* _Directive_: Find each line with "Pavers" and copy it.

* _Material for this exercise_:
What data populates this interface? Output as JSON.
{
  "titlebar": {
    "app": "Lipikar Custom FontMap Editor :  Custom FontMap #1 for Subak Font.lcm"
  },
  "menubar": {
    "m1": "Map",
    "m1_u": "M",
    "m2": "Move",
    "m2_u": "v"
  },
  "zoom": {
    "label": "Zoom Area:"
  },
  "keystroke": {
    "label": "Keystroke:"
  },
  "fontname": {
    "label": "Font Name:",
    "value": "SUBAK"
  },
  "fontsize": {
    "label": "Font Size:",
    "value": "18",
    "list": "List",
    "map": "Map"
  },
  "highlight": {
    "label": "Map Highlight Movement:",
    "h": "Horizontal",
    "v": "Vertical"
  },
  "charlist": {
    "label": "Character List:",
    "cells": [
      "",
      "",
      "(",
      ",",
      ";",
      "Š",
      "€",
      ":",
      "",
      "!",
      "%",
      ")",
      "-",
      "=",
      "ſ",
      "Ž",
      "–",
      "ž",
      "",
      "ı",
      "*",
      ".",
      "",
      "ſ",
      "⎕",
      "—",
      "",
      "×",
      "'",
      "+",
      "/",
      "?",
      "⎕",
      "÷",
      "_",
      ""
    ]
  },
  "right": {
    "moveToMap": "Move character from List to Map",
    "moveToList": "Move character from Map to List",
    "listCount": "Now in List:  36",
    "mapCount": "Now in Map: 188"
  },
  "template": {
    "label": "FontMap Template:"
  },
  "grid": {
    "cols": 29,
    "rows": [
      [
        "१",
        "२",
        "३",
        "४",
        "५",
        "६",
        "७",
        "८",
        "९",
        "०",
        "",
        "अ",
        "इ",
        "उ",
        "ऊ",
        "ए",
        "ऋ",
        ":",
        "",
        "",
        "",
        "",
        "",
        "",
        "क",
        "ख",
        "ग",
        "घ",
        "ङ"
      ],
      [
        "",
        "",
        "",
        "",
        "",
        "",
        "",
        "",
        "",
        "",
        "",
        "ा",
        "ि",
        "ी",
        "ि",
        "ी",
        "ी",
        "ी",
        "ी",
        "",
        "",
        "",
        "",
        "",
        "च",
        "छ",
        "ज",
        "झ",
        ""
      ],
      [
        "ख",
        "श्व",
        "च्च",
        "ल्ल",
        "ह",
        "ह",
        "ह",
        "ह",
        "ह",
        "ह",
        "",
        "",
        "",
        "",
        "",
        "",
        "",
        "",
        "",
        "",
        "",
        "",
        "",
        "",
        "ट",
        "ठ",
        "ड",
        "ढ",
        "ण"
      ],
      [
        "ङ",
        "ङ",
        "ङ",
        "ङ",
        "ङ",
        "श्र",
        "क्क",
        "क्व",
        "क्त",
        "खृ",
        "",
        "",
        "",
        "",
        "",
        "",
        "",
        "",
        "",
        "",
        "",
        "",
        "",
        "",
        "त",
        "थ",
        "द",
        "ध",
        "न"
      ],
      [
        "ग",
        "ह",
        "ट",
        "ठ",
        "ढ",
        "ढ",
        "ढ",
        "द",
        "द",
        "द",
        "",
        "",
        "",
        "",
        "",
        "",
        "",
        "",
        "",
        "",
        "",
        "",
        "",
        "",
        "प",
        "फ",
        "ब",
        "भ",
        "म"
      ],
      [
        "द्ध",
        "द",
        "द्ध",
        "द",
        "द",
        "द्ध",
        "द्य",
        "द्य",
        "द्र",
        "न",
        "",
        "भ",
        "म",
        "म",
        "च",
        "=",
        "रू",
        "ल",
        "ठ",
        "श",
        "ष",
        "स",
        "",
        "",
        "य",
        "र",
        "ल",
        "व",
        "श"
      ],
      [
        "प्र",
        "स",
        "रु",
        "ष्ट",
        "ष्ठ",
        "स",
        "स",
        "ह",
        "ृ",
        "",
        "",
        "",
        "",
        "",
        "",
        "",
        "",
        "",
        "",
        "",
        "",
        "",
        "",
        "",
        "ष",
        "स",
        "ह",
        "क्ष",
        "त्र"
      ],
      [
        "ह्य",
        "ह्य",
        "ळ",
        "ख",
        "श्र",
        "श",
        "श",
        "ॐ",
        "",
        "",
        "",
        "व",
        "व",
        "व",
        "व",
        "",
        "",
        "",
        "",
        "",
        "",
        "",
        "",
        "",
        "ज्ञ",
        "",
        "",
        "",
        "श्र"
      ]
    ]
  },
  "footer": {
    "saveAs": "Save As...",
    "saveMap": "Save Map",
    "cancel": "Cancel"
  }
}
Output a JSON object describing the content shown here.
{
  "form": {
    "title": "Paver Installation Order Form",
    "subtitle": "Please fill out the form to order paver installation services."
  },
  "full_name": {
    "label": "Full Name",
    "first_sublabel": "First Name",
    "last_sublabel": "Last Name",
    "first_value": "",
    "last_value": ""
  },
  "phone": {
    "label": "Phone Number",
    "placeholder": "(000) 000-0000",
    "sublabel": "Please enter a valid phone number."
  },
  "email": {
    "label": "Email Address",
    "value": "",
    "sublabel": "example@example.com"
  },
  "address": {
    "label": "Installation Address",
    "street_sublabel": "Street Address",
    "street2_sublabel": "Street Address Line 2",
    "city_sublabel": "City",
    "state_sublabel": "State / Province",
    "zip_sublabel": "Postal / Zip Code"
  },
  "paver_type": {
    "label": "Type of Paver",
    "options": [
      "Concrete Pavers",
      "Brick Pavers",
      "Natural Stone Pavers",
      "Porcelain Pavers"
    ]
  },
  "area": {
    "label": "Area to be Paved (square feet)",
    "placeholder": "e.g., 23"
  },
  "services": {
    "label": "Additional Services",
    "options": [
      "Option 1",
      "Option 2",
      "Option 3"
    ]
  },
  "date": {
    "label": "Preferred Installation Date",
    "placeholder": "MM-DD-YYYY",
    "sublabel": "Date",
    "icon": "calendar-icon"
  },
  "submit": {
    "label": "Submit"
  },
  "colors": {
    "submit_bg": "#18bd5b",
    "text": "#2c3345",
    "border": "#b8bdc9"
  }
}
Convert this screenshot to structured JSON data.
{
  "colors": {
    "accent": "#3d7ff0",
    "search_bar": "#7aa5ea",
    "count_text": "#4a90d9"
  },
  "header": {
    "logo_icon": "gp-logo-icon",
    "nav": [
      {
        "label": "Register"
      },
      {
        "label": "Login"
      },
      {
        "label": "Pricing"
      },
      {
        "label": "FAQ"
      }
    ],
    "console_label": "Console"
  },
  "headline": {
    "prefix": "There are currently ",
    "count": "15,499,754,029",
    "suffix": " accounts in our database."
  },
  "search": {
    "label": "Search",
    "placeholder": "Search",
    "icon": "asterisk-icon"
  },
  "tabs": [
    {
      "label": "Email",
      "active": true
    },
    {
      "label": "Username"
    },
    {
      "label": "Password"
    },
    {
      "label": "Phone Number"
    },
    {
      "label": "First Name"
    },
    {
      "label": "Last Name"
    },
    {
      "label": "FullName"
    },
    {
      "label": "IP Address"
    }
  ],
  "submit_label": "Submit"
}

* _The output_:
      "Concrete Pavers",
      "Brick Pavers",
      "Natural Stone Pavers",
      "Porcelain Pavers"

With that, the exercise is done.